BEGIN THE DATA

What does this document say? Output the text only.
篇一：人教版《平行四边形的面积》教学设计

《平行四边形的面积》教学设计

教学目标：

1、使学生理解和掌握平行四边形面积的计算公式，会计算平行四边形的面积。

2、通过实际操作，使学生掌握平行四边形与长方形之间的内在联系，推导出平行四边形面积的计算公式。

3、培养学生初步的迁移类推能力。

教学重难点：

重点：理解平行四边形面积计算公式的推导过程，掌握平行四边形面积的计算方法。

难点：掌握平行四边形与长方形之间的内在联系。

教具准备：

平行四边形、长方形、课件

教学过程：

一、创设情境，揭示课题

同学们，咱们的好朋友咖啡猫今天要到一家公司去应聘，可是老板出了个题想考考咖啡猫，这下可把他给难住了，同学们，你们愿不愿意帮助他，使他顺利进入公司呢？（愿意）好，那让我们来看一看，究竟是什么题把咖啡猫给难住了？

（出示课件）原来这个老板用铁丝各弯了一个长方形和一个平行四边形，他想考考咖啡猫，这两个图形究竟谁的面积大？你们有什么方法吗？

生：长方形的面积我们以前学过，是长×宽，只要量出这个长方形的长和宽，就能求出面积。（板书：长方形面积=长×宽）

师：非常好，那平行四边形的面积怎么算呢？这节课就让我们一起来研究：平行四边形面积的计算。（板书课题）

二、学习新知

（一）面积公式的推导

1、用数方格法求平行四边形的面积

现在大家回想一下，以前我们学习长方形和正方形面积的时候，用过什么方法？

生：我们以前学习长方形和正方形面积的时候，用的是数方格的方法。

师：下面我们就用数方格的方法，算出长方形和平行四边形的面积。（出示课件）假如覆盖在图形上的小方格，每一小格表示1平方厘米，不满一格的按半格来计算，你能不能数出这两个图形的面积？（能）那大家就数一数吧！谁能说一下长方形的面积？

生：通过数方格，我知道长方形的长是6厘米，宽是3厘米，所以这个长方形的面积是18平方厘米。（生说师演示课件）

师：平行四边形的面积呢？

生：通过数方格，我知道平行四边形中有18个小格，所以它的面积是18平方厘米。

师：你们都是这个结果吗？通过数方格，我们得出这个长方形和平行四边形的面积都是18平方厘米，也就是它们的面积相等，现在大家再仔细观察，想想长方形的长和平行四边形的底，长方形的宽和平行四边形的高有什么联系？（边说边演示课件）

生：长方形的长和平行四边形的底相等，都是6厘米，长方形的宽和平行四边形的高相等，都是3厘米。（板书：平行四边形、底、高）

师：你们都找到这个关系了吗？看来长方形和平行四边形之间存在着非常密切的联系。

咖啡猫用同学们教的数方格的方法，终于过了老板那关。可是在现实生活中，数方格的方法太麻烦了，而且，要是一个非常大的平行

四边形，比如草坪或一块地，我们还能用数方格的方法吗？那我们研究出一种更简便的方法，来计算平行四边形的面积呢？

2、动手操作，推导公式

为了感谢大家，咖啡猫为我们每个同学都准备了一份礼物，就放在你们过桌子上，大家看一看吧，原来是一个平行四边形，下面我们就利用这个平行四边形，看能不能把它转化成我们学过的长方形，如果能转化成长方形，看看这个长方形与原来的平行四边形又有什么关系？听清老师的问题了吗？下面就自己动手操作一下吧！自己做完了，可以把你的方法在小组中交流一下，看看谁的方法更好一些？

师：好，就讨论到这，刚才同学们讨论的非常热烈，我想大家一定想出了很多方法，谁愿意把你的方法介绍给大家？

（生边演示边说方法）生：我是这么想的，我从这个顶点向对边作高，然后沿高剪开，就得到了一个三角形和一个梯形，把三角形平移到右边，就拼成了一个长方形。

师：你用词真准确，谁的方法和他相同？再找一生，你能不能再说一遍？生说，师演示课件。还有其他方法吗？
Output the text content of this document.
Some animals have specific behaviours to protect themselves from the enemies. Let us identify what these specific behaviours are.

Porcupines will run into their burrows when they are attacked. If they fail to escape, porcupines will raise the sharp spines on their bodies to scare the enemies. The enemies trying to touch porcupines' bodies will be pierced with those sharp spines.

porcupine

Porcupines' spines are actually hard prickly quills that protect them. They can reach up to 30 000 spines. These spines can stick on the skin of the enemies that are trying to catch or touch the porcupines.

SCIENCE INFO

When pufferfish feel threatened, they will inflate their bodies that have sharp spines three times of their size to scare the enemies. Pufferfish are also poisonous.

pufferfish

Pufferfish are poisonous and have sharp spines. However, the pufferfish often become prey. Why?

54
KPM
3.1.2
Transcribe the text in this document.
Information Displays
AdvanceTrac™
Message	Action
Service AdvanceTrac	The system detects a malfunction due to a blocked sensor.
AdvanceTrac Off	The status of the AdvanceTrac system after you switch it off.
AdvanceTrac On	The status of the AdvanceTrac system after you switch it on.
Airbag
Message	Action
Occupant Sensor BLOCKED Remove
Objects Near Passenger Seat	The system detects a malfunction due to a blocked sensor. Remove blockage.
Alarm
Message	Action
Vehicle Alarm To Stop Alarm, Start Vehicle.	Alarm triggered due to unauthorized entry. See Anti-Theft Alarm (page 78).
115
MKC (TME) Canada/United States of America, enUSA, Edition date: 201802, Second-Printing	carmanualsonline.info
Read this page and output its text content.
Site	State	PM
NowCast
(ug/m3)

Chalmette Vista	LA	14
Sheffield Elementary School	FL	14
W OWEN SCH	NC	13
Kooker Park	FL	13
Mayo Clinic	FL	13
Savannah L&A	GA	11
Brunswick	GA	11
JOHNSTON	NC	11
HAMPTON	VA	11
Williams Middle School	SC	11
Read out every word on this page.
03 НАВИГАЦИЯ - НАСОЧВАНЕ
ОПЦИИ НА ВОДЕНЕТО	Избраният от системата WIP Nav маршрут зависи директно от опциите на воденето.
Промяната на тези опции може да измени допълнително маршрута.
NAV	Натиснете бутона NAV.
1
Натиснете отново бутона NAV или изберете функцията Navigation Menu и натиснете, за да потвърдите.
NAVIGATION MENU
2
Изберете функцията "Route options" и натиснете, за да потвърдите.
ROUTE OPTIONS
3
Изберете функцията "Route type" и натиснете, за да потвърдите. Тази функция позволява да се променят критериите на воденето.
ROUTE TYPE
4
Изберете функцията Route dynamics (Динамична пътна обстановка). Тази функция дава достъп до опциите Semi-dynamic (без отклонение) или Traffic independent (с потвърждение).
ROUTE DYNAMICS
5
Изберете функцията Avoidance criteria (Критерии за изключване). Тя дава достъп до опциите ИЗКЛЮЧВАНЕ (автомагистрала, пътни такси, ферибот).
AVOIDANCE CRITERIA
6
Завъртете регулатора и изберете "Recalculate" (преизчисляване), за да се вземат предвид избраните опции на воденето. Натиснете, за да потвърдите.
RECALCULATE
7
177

END THE DATA

- PROBLEM DETAILS: Above are the records; retype every one exactly.

- PROBLEM SOLUTION:
What does this document say? Output the text only.
篇一：人教版《平行四边形的面积》教学设计

《平行四边形的面积》教学设计

教学目标：

1、使学生理解和掌握平行四边形面积的计算公式，会计算平行四边形的面积。

2、通过实际操作，使学生掌握平行四边形与长方形之间的内在联系，推导出平行四边形面积的计算公式。

3、培养学生初步的迁移类推能力。

教学重难点：

重点：理解平行四边形面积计算公式的推导过程，掌握平行四边形面积的计算方法。

难点：掌握平行四边形与长方形之间的内在联系。

教具准备：

平行四边形、长方形、课件

教学过程：

一、创设情境，揭示课题

同学们，咱们的好朋友咖啡猫今天要到一家公司去应聘，可是老板出了个题想考考咖啡猫，这下可把他给难住了，同学们，你们愿不愿意帮助他，使他顺利进入公司呢？（愿意）好，那让我们来看一看，究竟是什么题把咖啡猫给难住了？

（出示课件）原来这个老板用铁丝各弯了一个长方形和一个平行四边形，他想考考咖啡猫，这两个图形究竟谁的面积大？你们有什么方法吗？

生：长方形的面积我们以前学过，是长×宽，只要量出这个长方形的长和宽，就能求出面积。（板书：长方形面积=长×宽）

师：非常好，那平行四边形的面积怎么算呢？这节课就让我们一起来研究：平行四边形面积的计算。（板书课题）

二、学习新知

（一）面积公式的推导

1、用数方格法求平行四边形的面积

现在大家回想一下，以前我们学习长方形和正方形面积的时候，用过什么方法？

生：我们以前学习长方形和正方形面积的时候，用的是数方格的方法。

师：下面我们就用数方格的方法，算出长方形和平行四边形的面积。（出示课件）假如覆盖在图形上的小方格，每一小格表示1平方厘米，不满一格的按半格来计算，你能不能数出这两个图形的面积？（能）那大家就数一数吧！谁能说一下长方形的面积？

生：通过数方格，我知道长方形的长是6厘米，宽是3厘米，所以这个长方形的面积是18平方厘米。（生说师演示课件）

师：平行四边形的面积呢？

生：通过数方格，我知道平行四边形中有18个小格，所以它的面积是18平方厘米。

师：你们都是这个结果吗？通过数方格，我们得出这个长方形和平行四边形的面积都是18平方厘米，也就是它们的面积相等，现在大家再仔细观察，想想长方形的长和平行四边形的底，长方形的宽和平行四边形的高有什么联系？（边说边演示课件）

生：长方形的长和平行四边形的底相等，都是6厘米，长方形的宽和平行四边形的高相等，都是3厘米。（板书：平行四边形、底、高）

师：你们都找到这个关系了吗？看来长方形和平行四边形之间存在着非常密切的联系。

咖啡猫用同学们教的数方格的方法，终于过了老板那关。可是在现实生活中，数方格的方法太麻烦了，而且，要是一个非常大的平行

四边形，比如草坪或一块地，我们还能用数方格的方法吗？那我们研究出一种更简便的方法，来计算平行四边形的面积呢？

2、动手操作，推导公式

为了感谢大家，咖啡猫为我们每个同学都准备了一份礼物，就放在你们过桌子上，大家看一看吧，原来是一个平行四边形，下面我们就利用这个平行四边形，看能不能把它转化成我们学过的长方形，如果能转化成长方形，看看这个长方形与原来的平行四边形又有什么关系？听清老师的问题了吗？下面就自己动手操作一下吧！自己做完了，可以把你的方法在小组中交流一下，看看谁的方法更好一些？

师：好，就讨论到这，刚才同学们讨论的非常热烈，我想大家一定想出了很多方法，谁愿意把你的方法介绍给大家？

（生边演示边说方法）生：我是这么想的，我从这个顶点向对边作高，然后沿高剪开，就得到了一个三角形和一个梯形，把三角形平移到右边，就拼成了一个长方形。

师：你用词真准确，谁的方法和他相同？再找一生，你能不能再说一遍？生说，师演示课件。还有其他方法吗？
Output the text content of this document.
Some animals have specific behaviours to protect themselves from the enemies. Let us identify what these specific behaviours are.

Porcupines will run into their burrows when they are attacked. If they fail to escape, porcupines will raise the sharp spines on their bodies to scare the enemies. The enemies trying to touch porcupines' bodies will be pierced with those sharp spines.

porcupine

Porcupines' spines are actually hard prickly quills that protect them. They can reach up to 30 000 spines. These spines can stick on the skin of the enemies that are trying to catch or touch the porcupines.

SCIENCE INFO

When pufferfish feel threatened, they will inflate their bodies that have sharp spines three times of their size to scare the enemies. Pufferfish are also poisonous.

pufferfish

Pufferfish are poisonous and have sharp spines. However, the pufferfish often become prey. Why?

54
KPM
3.1.2
Transcribe the text in this document.
Information Displays
AdvanceTrac™
Message	Action
Service AdvanceTrac	The system detects a malfunction due to a blocked sensor.
AdvanceTrac Off	The status of the AdvanceTrac system after you switch it off.
AdvanceTrac On	The status of the AdvanceTrac system after you switch it on.
Airbag
Message	Action
Occupant Sensor BLOCKED Remove
Objects Near Passenger Seat	The system detects a malfunction due to a blocked sensor. Remove blockage.
Alarm
Message	Action
Vehicle Alarm To Stop Alarm, Start Vehicle.	Alarm triggered due to unauthorized entry. See Anti-Theft Alarm (page 78).
115
MKC (TME) Canada/United States of America, enUSA, Edition date: 201802, Second-Printing	carmanualsonline.info
Read this page and output its text content.
Site	State	PM
NowCast
(ug/m3)

Chalmette Vista	LA	14
Sheffield Elementary School	FL	14
W OWEN SCH	NC	13
Kooker Park	FL	13
Mayo Clinic	FL	13
Savannah L&A	GA	11
Brunswick	GA	11
JOHNSTON	NC	11
HAMPTON	VA	11
Williams Middle School	SC	11
Read out every word on this page.
03 НАВИГАЦИЯ - НАСОЧВАНЕ
ОПЦИИ НА ВОДЕНЕТО	Избраният от системата WIP Nav маршрут зависи директно от опциите на воденето.
Промяната на тези опции може да измени допълнително маршрута.
NAV	Натиснете бутона NAV.
1
Натиснете отново бутона NAV или изберете функцията Navigation Menu и натиснете, за да потвърдите.
NAVIGATION MENU
2
Изберете функцията "Route options" и натиснете, за да потвърдите.
ROUTE OPTIONS
3
Изберете функцията "Route type" и натиснете, за да потвърдите. Тази функция позволява да се променят критериите на воденето.
ROUTE TYPE
4
Изберете функцията Route dynamics (Динамична пътна обстановка). Тази функция дава достъп до опциите Semi-dynamic (без отклонение) или Traffic independent (с потвърждение).
ROUTE DYNAMICS
5
Изберете функцията Avoidance criteria (Критерии за изключване). Тя дава достъп до опциите ИЗКЛЮЧВАНЕ (автомагистрала, пътни такси, ферибот).
AVOIDANCE CRITERIA
6
Завъртете регулатора и изберете "Recalculate" (преизчисляване), за да се вземат предвид избраните опции на воденето. Натиснете, за да потвърдите.
RECALCULATE
7
177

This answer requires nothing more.